- Goal of the exercise -
Report all lines holding "These".

- Dataset entries -

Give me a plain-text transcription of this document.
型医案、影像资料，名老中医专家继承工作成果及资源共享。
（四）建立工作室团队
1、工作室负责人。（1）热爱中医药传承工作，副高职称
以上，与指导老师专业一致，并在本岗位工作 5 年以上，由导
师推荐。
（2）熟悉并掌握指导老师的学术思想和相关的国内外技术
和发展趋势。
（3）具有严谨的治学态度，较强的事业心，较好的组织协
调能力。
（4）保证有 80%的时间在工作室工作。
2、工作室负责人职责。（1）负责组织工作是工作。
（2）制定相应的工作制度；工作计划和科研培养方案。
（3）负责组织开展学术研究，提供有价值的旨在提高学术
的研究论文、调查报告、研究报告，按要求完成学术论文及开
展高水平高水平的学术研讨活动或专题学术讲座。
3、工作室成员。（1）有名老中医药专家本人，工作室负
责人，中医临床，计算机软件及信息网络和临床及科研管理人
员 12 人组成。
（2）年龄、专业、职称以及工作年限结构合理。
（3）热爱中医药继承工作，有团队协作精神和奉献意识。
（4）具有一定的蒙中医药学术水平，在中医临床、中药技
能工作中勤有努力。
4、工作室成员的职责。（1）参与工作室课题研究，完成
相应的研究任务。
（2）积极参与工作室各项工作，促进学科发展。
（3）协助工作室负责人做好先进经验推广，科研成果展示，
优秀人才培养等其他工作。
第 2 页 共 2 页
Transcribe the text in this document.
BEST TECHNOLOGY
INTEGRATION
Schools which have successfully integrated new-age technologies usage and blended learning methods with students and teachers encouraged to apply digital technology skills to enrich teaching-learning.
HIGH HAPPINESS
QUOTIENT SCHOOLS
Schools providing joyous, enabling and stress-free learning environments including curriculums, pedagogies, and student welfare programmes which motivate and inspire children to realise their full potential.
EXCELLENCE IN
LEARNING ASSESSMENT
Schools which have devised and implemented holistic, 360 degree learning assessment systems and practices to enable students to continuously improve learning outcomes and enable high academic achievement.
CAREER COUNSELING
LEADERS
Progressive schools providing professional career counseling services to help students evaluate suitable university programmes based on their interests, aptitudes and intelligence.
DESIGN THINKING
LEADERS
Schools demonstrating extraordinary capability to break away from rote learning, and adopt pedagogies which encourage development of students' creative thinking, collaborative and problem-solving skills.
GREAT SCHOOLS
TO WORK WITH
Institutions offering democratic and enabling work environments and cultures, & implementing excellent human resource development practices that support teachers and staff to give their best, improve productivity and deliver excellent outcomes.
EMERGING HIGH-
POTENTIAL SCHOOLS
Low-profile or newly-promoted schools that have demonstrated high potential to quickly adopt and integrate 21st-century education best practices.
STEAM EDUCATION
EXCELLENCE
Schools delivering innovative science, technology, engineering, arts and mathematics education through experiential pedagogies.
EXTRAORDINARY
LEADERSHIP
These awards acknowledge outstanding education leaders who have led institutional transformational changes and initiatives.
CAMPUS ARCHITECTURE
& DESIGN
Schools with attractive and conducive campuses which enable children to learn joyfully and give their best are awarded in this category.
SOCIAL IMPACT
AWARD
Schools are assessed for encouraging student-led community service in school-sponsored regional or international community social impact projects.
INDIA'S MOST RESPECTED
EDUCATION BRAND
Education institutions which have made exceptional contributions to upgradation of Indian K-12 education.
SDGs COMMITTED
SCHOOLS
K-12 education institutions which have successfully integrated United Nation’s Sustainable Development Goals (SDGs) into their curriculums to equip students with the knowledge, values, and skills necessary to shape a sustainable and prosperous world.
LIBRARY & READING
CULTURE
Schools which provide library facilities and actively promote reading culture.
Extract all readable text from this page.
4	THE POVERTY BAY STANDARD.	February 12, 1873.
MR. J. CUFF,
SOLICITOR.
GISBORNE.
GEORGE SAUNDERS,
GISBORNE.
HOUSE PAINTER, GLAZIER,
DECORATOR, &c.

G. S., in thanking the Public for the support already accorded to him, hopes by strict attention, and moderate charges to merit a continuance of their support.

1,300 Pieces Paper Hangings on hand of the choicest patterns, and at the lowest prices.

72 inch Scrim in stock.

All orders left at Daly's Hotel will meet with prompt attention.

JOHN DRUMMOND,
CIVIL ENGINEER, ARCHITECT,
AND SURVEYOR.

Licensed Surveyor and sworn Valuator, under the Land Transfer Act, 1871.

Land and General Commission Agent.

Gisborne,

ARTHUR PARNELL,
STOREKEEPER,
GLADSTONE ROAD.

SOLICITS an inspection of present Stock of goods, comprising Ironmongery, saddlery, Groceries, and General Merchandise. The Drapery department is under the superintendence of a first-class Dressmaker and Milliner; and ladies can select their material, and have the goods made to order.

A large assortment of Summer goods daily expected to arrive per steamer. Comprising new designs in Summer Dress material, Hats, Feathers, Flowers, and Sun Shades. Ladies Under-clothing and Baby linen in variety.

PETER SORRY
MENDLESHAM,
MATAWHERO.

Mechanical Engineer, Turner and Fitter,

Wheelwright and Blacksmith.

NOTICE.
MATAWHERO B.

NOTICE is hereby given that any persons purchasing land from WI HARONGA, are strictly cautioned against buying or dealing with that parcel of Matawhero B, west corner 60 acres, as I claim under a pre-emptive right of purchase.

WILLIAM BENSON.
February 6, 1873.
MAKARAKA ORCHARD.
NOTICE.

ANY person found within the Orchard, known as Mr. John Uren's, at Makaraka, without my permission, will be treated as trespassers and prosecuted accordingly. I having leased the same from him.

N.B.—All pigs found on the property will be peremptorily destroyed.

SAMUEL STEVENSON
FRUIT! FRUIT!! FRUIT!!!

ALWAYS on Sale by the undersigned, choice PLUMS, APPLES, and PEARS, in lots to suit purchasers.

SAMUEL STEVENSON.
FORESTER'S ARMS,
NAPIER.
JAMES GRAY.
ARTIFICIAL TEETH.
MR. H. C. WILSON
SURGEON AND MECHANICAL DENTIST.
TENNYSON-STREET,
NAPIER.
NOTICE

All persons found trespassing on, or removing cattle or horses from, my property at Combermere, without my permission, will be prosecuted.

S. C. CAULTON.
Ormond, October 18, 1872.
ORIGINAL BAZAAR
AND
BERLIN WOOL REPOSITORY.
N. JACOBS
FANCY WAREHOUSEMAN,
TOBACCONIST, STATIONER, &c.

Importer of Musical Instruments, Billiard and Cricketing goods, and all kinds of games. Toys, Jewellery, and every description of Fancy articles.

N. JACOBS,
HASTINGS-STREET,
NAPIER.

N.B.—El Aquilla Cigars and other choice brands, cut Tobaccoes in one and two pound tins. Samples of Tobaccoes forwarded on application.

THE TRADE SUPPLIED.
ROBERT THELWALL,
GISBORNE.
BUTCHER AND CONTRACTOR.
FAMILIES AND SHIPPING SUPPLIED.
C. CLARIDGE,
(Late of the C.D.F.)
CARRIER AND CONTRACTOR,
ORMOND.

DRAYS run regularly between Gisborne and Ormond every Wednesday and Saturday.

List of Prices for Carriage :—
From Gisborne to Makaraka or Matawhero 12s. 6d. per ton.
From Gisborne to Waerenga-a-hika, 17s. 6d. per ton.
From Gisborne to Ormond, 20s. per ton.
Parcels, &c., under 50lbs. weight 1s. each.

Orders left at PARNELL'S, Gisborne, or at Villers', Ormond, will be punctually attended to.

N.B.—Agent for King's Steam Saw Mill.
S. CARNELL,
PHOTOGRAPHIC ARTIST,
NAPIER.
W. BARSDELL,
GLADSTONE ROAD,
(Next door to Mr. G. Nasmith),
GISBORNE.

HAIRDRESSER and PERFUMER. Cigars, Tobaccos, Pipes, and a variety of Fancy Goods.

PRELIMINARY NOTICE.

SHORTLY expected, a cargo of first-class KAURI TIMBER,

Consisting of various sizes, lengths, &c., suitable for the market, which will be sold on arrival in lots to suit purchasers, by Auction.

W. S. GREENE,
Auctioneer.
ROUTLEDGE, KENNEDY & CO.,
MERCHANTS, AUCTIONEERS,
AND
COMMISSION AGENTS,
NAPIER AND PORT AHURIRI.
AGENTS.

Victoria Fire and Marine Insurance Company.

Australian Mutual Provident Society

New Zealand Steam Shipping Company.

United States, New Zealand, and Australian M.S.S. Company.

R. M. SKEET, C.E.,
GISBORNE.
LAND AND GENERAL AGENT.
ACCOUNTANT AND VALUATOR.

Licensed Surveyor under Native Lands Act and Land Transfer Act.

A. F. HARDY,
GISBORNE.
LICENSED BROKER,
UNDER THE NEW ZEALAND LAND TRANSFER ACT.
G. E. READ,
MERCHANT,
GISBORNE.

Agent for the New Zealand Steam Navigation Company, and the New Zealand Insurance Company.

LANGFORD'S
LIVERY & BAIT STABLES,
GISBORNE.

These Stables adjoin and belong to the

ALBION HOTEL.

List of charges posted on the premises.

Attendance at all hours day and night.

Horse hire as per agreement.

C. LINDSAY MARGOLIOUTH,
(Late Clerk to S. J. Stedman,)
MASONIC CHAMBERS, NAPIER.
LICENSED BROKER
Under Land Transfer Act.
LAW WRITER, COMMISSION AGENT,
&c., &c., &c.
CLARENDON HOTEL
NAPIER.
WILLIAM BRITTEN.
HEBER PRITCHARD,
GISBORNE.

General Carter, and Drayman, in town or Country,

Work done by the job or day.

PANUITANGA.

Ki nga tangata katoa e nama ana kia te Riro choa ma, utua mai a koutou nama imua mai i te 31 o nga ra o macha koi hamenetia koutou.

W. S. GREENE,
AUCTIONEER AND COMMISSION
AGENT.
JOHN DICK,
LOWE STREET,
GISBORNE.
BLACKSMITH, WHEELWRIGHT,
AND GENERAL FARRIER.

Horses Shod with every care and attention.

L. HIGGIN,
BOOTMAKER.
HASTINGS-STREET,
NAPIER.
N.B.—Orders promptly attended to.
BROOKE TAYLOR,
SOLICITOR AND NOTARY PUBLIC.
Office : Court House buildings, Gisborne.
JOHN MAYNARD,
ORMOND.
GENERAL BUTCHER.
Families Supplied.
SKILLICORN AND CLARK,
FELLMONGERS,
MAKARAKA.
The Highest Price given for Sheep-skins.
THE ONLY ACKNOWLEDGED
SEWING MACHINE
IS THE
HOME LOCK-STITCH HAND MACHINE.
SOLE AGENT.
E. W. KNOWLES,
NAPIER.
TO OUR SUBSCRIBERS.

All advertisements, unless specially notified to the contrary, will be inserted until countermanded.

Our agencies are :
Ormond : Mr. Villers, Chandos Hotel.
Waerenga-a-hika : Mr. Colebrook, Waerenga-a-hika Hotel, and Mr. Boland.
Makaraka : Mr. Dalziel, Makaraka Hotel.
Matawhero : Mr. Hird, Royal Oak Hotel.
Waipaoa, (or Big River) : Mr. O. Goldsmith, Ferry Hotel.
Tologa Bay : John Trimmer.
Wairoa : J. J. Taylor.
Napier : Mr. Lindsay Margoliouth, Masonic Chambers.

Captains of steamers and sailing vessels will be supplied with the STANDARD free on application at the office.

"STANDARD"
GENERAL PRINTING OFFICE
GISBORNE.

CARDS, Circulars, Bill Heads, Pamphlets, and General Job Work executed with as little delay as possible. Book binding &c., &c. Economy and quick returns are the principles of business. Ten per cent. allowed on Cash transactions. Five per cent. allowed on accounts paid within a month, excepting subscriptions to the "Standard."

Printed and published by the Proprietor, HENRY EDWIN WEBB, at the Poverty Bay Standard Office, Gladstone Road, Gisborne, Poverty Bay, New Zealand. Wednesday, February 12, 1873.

- Output below -
These awards acknowledge outstanding education leaders who have led institutional transformational changes and initiatives.
These Stables adjoin and belong to the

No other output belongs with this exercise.